_Records supplied_.
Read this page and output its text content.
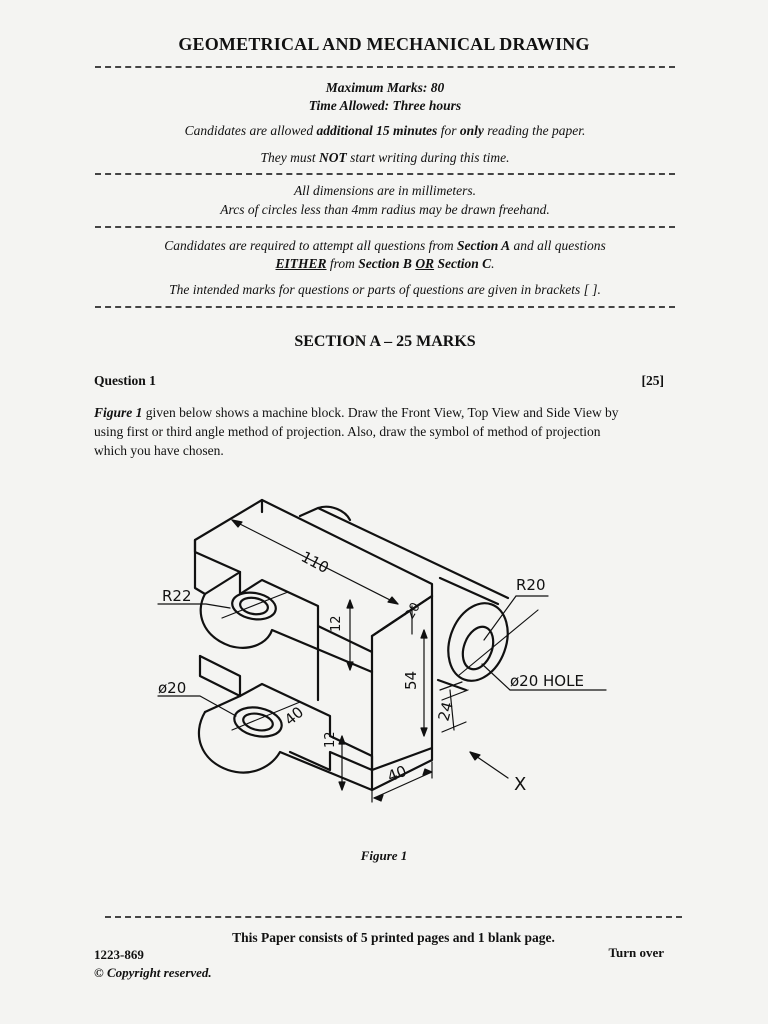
GEOMETRICAL AND MECHANICAL DRAWING
Maximum Marks: 80
Time Allowed: Three hours
Candidates are allowed additional 15 minutes for only reading the paper.
They must NOT start writing during this time.
All dimensions are in millimeters.
Arcs of circles less than 4mm radius may be drawn freehand.
Candidates are required to attempt all questions from Section A and all questions
EITHER from Section B OR Section C.
The intended marks for questions or parts of questions are given in brackets [ ].
SECTION A – 25 MARKS
Question 1	[25]
Figure 1 given below shows a machine block. Draw the Front View, Top View and Side View by using first or third angle method of projection. Also, draw the symbol of method of projection which you have chosen.
110
R22
R20
ø20	ø20 HOLE
12
20
54
40
12
24
40	X
Figure 1
This Paper consists of 5 printed pages and 1 blank page.
1223-869	Turn over
© Copyright reserved.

_Written request_.
Except for the pictures, copy the material above exactly.

_Answer for this exercise_.
Read this page and output its text content.
GEOMETRICAL AND MECHANICAL DRAWING
Maximum Marks: 80
Time Allowed: Three hours
Candidates are allowed additional 15 minutes for only reading the paper.
They must NOT start writing during this time.
All dimensions are in millimeters.
Arcs of circles less than 4mm radius may be drawn freehand.
Candidates are required to attempt all questions from Section A and all questions
EITHER from Section B OR Section C.
The intended marks for questions or parts of questions are given in brackets [ ].
SECTION A – 25 MARKS
Question 1	[25]
Figure 1 given below shows a machine block. Draw the Front View, Top View and Side View by using first or third angle method of projection. Also, draw the symbol of method of projection which you have chosen.
110
R22
R20
ø20	ø20 HOLE
12
20
54
40
12
24
40	X
Figure 1
This Paper consists of 5 printed pages and 1 blank page.
1223-869	Turn over
© Copyright reserved.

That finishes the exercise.